WORK TO BE COMPLETED: Write each line out again exactly as written.

* START *

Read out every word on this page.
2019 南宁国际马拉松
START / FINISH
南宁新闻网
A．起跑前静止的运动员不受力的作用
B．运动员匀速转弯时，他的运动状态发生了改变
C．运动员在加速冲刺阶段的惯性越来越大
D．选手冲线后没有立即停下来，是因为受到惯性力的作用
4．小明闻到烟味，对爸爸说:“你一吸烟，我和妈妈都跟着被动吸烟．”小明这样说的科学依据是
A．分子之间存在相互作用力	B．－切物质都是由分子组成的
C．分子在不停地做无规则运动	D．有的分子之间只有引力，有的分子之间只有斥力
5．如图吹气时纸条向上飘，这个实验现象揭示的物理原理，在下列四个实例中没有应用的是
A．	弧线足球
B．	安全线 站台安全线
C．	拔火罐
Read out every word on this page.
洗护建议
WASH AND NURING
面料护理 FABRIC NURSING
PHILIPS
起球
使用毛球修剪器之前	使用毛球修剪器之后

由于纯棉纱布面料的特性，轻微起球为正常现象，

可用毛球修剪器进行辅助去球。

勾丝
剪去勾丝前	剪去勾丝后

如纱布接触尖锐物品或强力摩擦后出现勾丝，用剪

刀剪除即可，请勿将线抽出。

* END *

REPLY:
Read out every word on this page.
2019 南宁国际马拉松
START / FINISH
南宁新闻网
A．起跑前静止的运动员不受力的作用
B．运动员匀速转弯时，他的运动状态发生了改变
C．运动员在加速冲刺阶段的惯性越来越大
D．选手冲线后没有立即停下来，是因为受到惯性力的作用
4．小明闻到烟味，对爸爸说:“你一吸烟，我和妈妈都跟着被动吸烟．”小明这样说的科学依据是
A．分子之间存在相互作用力	B．－切物质都是由分子组成的
C．分子在不停地做无规则运动	D．有的分子之间只有引力，有的分子之间只有斥力
5．如图吹气时纸条向上飘，这个实验现象揭示的物理原理，在下列四个实例中没有应用的是
A．	弧线足球
B．	安全线 站台安全线
C．	拔火罐
Read out every word on this page.
洗护建议
WASH AND NURING
面料护理 FABRIC NURSING
PHILIPS
起球
使用毛球修剪器之前	使用毛球修剪器之后

由于纯棉纱布面料的特性，轻微起球为正常现象，

可用毛球修剪器进行辅助去球。

勾丝
剪去勾丝前	剪去勾丝后

如纱布接触尖锐物品或强力摩擦后出现勾丝，用剪

刀剪除即可，请勿将线抽出。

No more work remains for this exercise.